**RECORDS FOR THE EXERCISE**

★ ★ ★ ★

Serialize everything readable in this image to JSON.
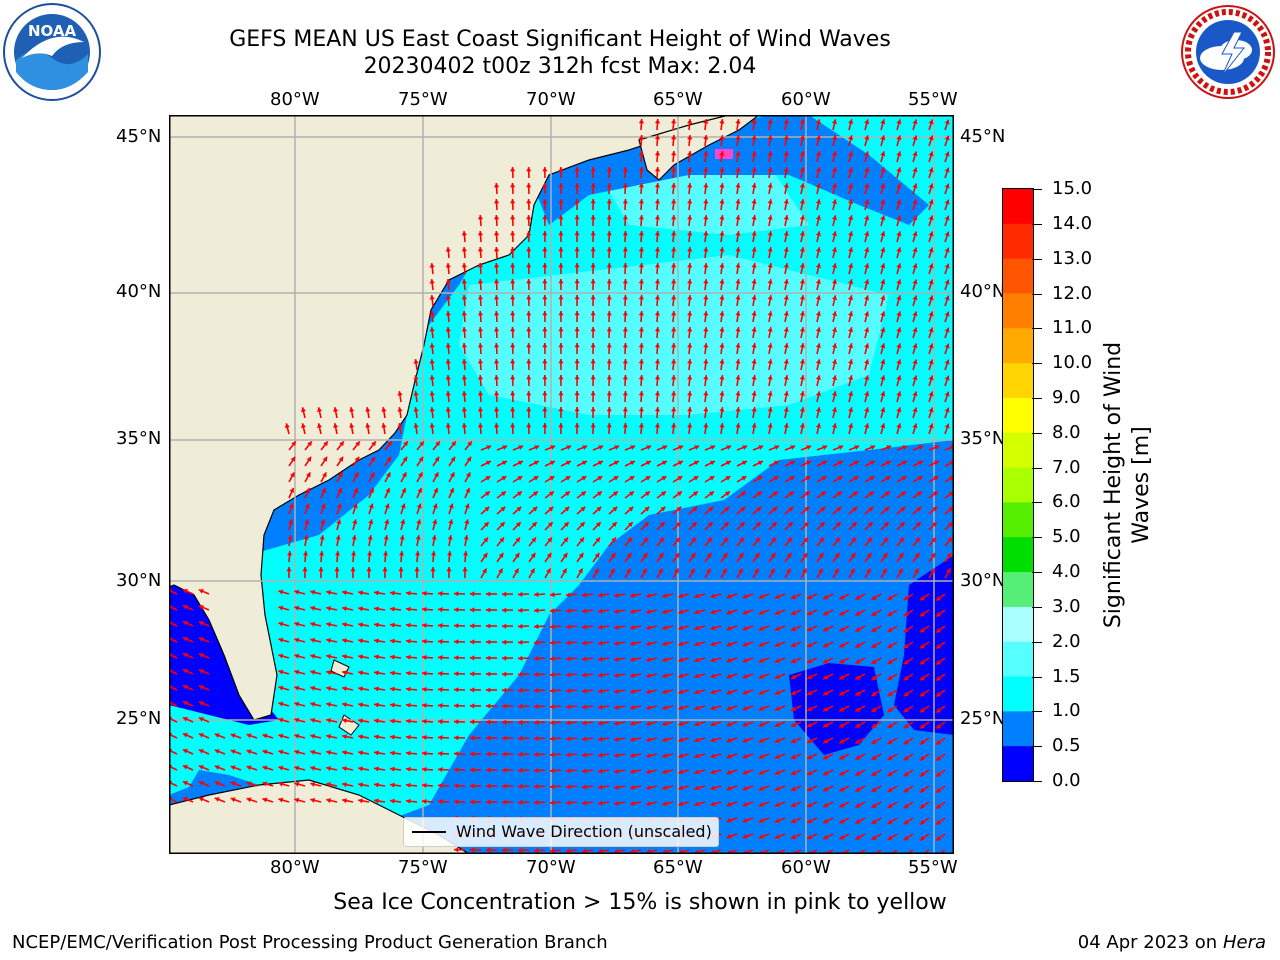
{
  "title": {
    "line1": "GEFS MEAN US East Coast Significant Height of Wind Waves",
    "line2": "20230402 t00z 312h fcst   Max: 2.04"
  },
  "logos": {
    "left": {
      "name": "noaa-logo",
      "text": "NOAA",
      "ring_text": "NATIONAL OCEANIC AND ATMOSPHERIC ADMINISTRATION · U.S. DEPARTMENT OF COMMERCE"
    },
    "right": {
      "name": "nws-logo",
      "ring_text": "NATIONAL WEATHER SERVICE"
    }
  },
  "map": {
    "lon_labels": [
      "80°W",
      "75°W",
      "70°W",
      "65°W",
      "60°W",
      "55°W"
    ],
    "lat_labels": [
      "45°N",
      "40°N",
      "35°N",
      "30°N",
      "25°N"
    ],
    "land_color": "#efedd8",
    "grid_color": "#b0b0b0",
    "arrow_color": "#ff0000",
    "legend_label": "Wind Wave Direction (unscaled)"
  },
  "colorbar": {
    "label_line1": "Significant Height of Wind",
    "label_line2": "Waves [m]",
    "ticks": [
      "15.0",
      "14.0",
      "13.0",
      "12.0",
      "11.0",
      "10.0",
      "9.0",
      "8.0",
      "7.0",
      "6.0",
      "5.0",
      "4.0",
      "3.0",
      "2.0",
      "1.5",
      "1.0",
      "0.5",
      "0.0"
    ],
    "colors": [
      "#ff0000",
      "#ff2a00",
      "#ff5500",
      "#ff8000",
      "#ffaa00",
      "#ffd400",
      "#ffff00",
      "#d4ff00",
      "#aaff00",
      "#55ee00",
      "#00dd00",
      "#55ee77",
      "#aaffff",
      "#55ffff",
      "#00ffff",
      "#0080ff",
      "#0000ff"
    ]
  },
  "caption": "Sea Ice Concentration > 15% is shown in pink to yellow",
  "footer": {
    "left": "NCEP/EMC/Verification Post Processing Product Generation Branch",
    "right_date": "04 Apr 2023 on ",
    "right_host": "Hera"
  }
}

★ ★ ★ ★

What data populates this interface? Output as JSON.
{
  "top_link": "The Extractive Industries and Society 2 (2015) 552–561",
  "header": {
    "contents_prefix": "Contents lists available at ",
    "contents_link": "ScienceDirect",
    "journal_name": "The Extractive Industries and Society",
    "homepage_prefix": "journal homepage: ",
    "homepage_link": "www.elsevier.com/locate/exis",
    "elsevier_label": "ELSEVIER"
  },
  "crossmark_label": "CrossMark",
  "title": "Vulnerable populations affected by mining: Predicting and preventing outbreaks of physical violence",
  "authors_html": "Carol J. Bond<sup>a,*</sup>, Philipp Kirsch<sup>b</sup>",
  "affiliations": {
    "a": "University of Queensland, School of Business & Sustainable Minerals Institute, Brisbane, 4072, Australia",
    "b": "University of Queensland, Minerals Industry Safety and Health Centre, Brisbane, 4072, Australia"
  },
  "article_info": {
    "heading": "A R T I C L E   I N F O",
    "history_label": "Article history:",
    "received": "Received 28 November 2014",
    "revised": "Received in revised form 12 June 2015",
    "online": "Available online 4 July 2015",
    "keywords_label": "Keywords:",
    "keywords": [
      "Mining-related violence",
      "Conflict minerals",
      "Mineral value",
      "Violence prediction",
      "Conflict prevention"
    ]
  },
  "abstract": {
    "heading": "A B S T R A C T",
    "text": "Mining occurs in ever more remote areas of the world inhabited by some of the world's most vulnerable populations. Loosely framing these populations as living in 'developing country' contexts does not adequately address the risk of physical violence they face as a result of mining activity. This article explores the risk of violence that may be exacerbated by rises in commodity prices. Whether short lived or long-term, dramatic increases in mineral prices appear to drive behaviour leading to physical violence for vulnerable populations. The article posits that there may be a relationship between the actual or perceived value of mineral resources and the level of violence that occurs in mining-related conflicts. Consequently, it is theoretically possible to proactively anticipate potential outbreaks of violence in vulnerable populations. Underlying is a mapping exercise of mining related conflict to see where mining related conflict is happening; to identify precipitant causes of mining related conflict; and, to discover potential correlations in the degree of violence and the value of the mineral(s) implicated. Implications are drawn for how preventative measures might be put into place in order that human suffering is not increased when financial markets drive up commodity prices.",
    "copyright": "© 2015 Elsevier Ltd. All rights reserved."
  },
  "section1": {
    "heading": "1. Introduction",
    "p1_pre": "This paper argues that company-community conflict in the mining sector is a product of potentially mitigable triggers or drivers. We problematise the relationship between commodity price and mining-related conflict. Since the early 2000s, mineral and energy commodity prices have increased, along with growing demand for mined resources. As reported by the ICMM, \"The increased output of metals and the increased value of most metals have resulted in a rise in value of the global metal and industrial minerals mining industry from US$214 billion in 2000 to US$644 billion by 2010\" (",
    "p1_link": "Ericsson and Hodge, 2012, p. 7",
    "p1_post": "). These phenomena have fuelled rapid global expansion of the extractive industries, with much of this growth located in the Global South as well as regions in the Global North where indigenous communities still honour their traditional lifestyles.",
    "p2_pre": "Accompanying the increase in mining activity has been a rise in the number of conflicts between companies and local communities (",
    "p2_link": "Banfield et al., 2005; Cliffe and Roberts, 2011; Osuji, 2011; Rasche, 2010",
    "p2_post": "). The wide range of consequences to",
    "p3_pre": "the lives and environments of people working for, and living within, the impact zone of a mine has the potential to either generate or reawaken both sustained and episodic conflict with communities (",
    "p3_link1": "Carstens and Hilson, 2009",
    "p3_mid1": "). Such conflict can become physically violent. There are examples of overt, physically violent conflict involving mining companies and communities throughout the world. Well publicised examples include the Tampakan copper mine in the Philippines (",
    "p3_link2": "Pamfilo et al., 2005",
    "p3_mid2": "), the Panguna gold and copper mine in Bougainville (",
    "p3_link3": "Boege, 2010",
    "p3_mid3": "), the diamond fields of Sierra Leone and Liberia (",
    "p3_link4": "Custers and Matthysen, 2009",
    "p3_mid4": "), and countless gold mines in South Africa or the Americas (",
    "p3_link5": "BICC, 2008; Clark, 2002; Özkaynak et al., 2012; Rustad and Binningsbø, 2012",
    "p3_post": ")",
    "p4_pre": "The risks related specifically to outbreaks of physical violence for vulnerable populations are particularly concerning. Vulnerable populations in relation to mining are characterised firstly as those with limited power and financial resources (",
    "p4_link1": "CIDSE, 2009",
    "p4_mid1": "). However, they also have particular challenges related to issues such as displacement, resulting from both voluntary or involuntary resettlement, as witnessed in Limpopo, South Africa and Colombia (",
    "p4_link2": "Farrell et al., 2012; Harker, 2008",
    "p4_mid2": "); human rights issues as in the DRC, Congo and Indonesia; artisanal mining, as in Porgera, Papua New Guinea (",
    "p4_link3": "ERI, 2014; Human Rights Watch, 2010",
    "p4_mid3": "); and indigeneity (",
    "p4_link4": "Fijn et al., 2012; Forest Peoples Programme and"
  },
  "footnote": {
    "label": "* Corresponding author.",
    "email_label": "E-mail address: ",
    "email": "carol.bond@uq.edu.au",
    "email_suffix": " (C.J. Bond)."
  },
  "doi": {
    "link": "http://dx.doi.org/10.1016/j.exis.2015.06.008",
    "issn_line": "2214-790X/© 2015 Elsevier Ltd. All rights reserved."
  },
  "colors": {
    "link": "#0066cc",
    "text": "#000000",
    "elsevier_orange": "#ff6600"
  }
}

★ ★ ★ ★

**AIM OF THE TASK**
Collect the lines that hold "heading".

**OUTPUT**
    "heading": "A R T I C L E   I N F O",
    "heading": "A B S T R A C T",
    "heading": "1. Introduction",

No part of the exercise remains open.